** Exercise prompt **
Pick out the lines below with "Last" and list them.
########
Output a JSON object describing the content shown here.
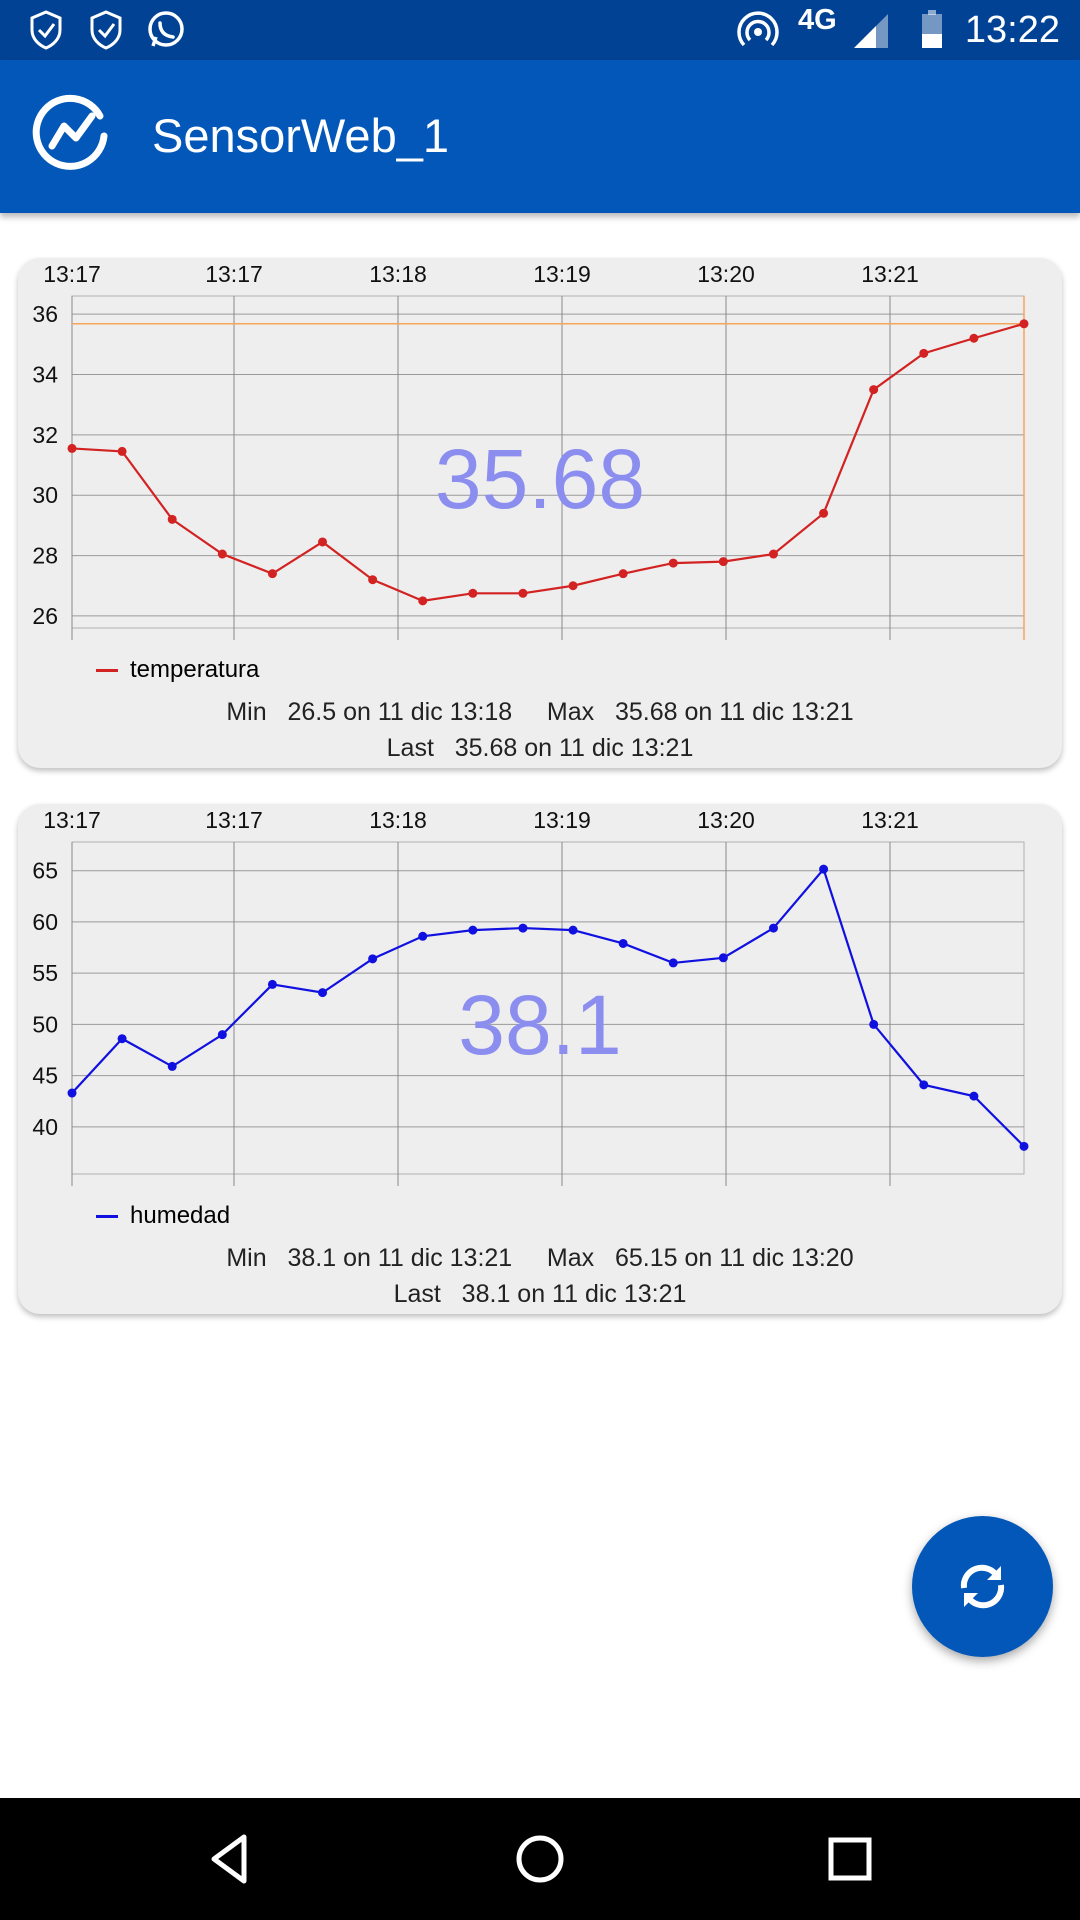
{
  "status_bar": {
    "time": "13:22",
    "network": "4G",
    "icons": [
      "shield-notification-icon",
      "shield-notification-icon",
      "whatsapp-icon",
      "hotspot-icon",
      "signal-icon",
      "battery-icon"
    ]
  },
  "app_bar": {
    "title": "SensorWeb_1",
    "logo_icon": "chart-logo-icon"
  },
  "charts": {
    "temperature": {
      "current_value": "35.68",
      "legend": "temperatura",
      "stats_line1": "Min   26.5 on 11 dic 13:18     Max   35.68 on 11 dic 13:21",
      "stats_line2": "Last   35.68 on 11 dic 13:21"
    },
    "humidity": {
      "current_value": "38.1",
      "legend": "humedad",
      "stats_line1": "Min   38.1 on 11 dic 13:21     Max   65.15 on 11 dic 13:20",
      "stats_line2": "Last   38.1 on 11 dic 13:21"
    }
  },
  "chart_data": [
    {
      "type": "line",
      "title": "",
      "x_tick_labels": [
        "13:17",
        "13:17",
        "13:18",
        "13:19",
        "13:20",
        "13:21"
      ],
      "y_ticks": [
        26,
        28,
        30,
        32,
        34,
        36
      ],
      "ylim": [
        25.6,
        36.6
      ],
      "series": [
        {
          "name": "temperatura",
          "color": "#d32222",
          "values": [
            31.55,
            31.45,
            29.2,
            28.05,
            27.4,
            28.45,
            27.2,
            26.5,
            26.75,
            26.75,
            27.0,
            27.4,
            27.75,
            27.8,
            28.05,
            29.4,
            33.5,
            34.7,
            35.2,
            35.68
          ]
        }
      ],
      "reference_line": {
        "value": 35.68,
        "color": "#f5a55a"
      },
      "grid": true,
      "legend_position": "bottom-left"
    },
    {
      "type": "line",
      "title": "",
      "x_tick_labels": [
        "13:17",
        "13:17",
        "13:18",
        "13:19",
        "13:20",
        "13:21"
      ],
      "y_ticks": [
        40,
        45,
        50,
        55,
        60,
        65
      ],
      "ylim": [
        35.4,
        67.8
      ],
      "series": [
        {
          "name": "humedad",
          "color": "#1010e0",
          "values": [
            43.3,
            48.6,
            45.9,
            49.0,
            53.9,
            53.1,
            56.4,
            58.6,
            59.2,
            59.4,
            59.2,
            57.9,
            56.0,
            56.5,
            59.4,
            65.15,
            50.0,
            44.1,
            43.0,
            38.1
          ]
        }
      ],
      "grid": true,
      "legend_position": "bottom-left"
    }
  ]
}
########
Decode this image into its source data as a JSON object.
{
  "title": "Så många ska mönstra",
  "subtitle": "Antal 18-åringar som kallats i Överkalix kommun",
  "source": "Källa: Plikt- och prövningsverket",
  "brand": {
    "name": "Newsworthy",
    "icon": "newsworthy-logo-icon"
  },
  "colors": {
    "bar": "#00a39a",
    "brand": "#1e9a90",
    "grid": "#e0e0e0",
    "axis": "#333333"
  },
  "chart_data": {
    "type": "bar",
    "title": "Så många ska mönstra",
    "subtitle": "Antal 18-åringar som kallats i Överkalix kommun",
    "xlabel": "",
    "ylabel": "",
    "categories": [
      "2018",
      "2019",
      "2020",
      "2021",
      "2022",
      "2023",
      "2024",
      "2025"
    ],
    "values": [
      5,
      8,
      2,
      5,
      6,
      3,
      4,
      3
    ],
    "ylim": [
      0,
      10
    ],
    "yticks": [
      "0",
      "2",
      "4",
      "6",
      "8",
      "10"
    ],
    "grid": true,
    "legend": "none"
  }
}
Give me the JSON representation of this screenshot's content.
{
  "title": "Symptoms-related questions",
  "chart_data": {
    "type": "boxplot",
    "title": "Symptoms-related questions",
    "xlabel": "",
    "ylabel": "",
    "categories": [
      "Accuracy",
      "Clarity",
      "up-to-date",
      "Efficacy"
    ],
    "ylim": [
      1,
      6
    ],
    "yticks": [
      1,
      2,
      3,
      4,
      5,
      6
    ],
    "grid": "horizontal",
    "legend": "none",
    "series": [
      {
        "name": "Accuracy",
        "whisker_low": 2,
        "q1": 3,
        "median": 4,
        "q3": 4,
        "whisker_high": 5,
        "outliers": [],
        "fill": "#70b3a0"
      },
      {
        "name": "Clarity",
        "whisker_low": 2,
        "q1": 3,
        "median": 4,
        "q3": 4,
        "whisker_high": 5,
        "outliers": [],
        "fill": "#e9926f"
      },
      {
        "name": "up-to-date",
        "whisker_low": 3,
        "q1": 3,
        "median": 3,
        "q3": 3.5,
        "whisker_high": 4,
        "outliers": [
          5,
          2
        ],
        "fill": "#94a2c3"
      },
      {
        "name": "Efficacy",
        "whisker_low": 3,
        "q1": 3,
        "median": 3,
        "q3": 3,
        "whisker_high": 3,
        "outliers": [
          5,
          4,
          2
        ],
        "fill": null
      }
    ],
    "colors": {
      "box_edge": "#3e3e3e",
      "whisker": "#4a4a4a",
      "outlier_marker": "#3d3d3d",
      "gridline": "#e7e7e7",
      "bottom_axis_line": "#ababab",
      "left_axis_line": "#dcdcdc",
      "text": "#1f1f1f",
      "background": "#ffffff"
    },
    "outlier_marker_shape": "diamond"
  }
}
########
** Output below **
      "stats_line2": "Last   35.68 on 11 dic 13:21"
      "stats_line2": "Last   38.1 on 11 dic 13:21"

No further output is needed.